═════ DATA FOR THIS TASK

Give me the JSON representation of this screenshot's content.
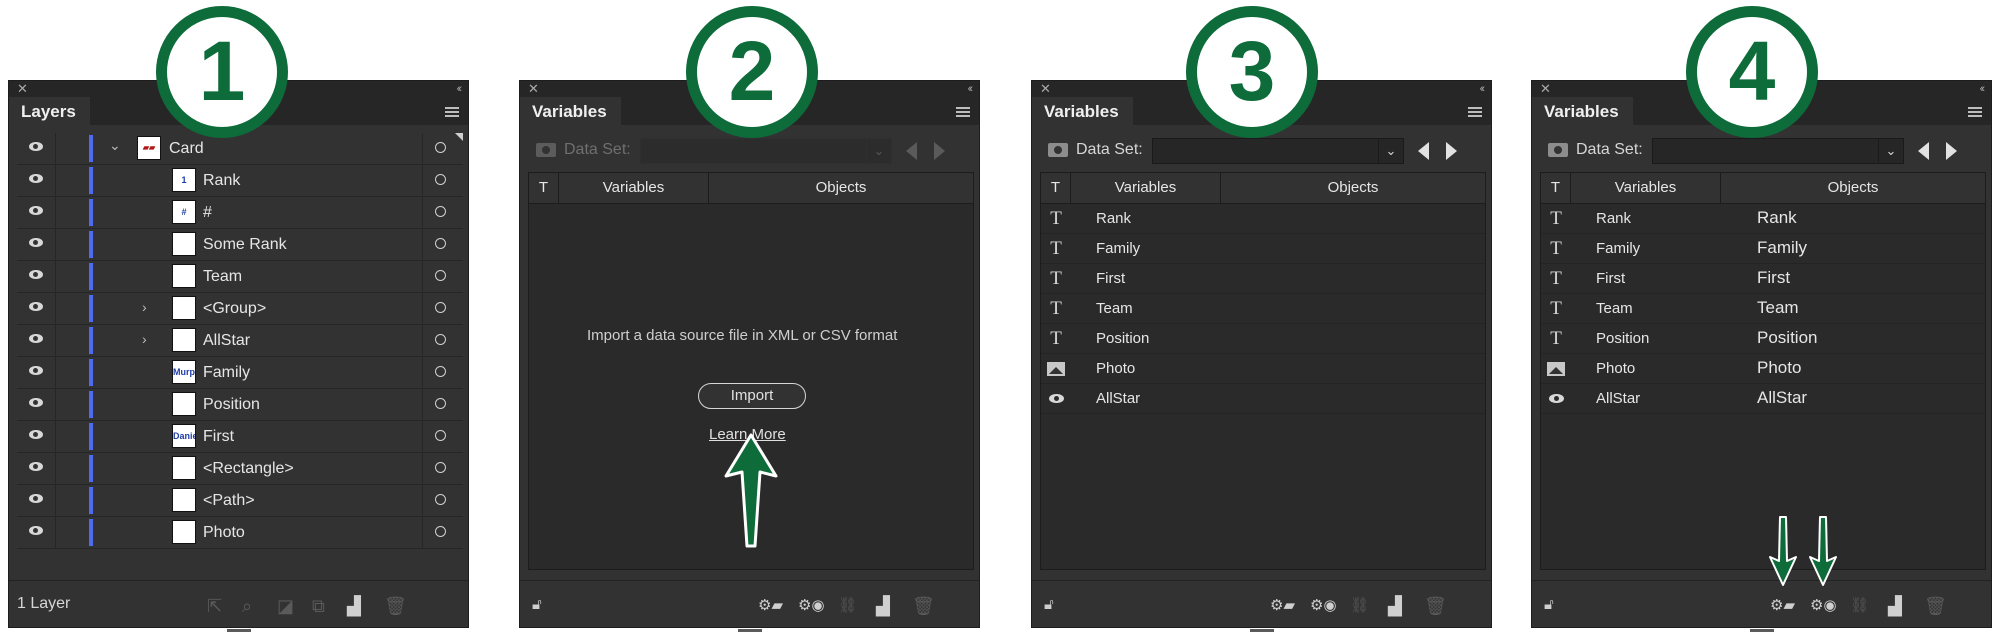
{
  "layers_panel": {
    "tab": "Layers",
    "top_layer": "Card",
    "rows": [
      {
        "name": "Rank",
        "thumb": "1",
        "expand": false
      },
      {
        "name": "#",
        "thumb": "#",
        "expand": false
      },
      {
        "name": "Some Rank",
        "thumb": "",
        "expand": false
      },
      {
        "name": "Team",
        "thumb": "",
        "expand": false
      },
      {
        "name": "<Group>",
        "thumb": "",
        "expand": true
      },
      {
        "name": "AllStar",
        "thumb": "",
        "expand": true
      },
      {
        "name": "Family",
        "thumb": "Murphy",
        "expand": false
      },
      {
        "name": "Position",
        "thumb": "",
        "expand": false
      },
      {
        "name": "First",
        "thumb": "Daniel",
        "expand": false
      },
      {
        "name": "<Rectangle>",
        "thumb": "",
        "expand": false
      },
      {
        "name": "<Path>",
        "thumb": "",
        "expand": false
      },
      {
        "name": "Photo",
        "thumb": "",
        "expand": false
      }
    ],
    "footer": "1 Layer"
  },
  "variables_panel": {
    "tab": "Variables",
    "data_set_label": "Data Set:",
    "col_type": "T",
    "col_variables": "Variables",
    "col_objects": "Objects",
    "empty_message": "Import a data source file in XML or CSV format",
    "import_button": "Import",
    "learn_more": "Learn More"
  },
  "variables": [
    {
      "name": "Rank",
      "type": "text",
      "object": "Rank"
    },
    {
      "name": "Family",
      "type": "text",
      "object": "Family"
    },
    {
      "name": "First",
      "type": "text",
      "object": "First"
    },
    {
      "name": "Team",
      "type": "text",
      "object": "Team"
    },
    {
      "name": "Position",
      "type": "text",
      "object": "Position"
    },
    {
      "name": "Photo",
      "type": "image",
      "object": "Photo"
    },
    {
      "name": "AllStar",
      "type": "visibility",
      "object": "AllStar"
    }
  ],
  "steps": [
    "1",
    "2",
    "3",
    "4"
  ],
  "colors": {
    "badge_green": "#0e6b3a",
    "panel_bg": "#323232",
    "layer_color": "#4f6bf0"
  }
}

══════════

**TASK REQUIREMENTS:**
In this exercise, set down all of the data exactly, without the pictures.

**FINISHED TASK:**
Give me the JSON representation of this screenshot's content.
{
  "layers_panel": {
    "tab": "Layers",
    "top_layer": "Card",
    "rows": [
      {
        "name": "Rank",
        "thumb": "1",
        "expand": false
      },
      {
        "name": "#",
        "thumb": "#",
        "expand": false
      },
      {
        "name": "Some Rank",
        "thumb": "",
        "expand": false
      },
      {
        "name": "Team",
        "thumb": "",
        "expand": false
      },
      {
        "name": "<Group>",
        "thumb": "",
        "expand": true
      },
      {
        "name": "AllStar",
        "thumb": "",
        "expand": true
      },
      {
        "name": "Family",
        "thumb": "Murphy",
        "expand": false
      },
      {
        "name": "Position",
        "thumb": "",
        "expand": false
      },
      {
        "name": "First",
        "thumb": "Daniel",
        "expand": false
      },
      {
        "name": "<Rectangle>",
        "thumb": "",
        "expand": false
      },
      {
        "name": "<Path>",
        "thumb": "",
        "expand": false
      },
      {
        "name": "Photo",
        "thumb": "",
        "expand": false
      }
    ],
    "footer": "1 Layer"
  },
  "variables_panel": {
    "tab": "Variables",
    "data_set_label": "Data Set:",
    "col_type": "T",
    "col_variables": "Variables",
    "col_objects": "Objects",
    "empty_message": "Import a data source file in XML or CSV format",
    "import_button": "Import",
    "learn_more": "Learn More"
  },
  "variables": [
    {
      "name": "Rank",
      "type": "text",
      "object": "Rank"
    },
    {
      "name": "Family",
      "type": "text",
      "object": "Family"
    },
    {
      "name": "First",
      "type": "text",
      "object": "First"
    },
    {
      "name": "Team",
      "type": "text",
      "object": "Team"
    },
    {
      "name": "Position",
      "type": "text",
      "object": "Position"
    },
    {
      "name": "Photo",
      "type": "image",
      "object": "Photo"
    },
    {
      "name": "AllStar",
      "type": "visibility",
      "object": "AllStar"
    }
  ],
  "steps": [
    "1",
    "2",
    "3",
    "4"
  ],
  "colors": {
    "badge_green": "#0e6b3a",
    "panel_bg": "#323232",
    "layer_color": "#4f6bf0"
  }
}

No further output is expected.